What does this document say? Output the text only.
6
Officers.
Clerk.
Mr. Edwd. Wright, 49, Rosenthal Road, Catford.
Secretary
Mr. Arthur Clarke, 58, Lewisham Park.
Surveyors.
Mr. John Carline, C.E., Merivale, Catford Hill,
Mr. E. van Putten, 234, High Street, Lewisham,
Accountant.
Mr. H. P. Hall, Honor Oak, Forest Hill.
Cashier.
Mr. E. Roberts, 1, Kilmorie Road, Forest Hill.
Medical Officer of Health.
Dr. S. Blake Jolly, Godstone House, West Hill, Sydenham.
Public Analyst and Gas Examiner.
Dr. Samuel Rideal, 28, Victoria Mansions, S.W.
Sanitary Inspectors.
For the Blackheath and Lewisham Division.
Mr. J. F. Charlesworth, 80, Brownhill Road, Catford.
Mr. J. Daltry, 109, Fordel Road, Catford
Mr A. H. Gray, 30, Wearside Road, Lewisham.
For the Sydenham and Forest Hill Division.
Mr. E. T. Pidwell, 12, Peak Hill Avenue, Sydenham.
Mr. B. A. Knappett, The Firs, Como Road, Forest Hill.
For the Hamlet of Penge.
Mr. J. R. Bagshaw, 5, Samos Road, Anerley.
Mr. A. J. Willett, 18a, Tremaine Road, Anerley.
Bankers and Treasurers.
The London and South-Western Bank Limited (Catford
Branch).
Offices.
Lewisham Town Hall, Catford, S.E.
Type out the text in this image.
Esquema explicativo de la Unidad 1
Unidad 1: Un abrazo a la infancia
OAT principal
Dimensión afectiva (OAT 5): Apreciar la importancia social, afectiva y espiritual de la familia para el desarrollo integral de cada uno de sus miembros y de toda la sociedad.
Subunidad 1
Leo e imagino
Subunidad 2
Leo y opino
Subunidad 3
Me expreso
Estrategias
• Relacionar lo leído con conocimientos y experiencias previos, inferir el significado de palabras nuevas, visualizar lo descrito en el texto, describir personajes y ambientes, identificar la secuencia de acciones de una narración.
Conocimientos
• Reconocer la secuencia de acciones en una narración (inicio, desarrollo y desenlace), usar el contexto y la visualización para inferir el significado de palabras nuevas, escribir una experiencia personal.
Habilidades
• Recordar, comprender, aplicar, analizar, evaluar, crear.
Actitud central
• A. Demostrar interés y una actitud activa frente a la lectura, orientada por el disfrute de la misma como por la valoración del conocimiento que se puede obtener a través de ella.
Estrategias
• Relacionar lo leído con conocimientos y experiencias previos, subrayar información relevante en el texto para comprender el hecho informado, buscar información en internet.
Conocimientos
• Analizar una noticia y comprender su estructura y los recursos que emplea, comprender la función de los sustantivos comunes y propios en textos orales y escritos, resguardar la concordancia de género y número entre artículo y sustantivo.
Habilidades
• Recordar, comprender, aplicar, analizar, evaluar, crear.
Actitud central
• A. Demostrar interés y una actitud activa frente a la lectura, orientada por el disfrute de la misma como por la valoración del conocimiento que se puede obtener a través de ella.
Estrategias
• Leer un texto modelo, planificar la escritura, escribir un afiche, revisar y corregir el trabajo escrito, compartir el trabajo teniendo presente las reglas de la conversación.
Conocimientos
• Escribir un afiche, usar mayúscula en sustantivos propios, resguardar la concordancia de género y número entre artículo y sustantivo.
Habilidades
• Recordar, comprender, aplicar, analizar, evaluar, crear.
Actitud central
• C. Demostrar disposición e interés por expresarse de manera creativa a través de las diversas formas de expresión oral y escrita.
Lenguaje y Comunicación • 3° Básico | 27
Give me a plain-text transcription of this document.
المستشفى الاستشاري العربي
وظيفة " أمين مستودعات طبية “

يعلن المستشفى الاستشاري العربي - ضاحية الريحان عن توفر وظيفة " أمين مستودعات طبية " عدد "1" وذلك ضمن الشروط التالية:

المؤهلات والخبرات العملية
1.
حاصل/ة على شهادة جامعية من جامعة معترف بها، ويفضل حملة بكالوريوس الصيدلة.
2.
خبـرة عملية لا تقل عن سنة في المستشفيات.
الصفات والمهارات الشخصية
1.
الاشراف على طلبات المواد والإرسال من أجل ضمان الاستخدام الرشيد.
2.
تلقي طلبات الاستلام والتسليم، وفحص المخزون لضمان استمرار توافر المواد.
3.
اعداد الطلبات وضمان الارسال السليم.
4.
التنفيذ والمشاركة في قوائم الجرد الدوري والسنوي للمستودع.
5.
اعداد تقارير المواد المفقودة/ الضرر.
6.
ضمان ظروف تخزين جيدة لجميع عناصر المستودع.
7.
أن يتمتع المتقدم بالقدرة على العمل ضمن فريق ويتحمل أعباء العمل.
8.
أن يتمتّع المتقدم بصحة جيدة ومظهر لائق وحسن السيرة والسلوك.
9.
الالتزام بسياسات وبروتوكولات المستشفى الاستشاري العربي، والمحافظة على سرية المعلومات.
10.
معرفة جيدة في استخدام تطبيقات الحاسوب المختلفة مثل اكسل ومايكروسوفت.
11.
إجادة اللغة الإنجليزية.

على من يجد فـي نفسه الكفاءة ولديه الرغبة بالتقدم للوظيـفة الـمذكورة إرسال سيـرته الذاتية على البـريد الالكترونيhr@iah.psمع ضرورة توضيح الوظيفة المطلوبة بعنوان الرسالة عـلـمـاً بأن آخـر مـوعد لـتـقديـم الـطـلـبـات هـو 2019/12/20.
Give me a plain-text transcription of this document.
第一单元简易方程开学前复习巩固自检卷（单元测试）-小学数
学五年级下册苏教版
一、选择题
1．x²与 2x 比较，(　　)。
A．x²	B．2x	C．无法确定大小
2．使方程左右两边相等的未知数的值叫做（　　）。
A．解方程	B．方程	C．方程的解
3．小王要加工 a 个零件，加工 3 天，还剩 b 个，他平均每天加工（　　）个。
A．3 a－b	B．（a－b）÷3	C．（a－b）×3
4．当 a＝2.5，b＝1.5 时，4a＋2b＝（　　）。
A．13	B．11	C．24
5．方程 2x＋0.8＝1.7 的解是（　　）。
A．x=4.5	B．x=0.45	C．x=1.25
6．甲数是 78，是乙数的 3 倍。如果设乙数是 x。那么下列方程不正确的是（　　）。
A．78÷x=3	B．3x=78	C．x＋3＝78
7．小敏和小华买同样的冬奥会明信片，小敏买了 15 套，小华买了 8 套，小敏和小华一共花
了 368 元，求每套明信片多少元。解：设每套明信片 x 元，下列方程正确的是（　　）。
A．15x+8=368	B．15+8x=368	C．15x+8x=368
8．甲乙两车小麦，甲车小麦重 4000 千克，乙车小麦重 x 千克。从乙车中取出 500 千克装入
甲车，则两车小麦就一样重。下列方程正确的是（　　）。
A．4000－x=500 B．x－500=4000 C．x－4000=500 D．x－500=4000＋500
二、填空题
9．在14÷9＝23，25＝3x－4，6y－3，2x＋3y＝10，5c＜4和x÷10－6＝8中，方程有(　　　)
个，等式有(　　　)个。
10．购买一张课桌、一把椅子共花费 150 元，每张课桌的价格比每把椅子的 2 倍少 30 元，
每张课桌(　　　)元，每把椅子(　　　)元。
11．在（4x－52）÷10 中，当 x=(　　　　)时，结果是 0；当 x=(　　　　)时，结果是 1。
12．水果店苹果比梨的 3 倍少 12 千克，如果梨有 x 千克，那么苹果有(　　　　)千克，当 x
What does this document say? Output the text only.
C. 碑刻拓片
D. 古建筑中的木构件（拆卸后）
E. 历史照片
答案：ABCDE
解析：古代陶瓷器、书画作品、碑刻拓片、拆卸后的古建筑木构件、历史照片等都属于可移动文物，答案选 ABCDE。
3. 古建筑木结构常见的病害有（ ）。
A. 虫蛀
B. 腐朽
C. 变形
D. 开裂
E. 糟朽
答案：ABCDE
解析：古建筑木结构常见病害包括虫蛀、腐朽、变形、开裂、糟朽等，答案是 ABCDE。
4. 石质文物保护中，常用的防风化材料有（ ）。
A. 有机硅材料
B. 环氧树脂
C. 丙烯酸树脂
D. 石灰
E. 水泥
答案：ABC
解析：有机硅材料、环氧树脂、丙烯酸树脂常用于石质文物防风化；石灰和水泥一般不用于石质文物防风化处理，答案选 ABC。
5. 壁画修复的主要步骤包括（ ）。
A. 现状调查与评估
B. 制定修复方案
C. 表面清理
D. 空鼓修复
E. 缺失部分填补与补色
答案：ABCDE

## TASK INSTRUCTIONS
List each line of the entries that holds the string "下列方程正确的是".

## FINAL RESULT
了 368 元，求每套明信片多少元。解：设每套明信片 x 元，下列方程正确的是（　　）。
甲车，则两车小麦就一样重。下列方程正确的是（　　）。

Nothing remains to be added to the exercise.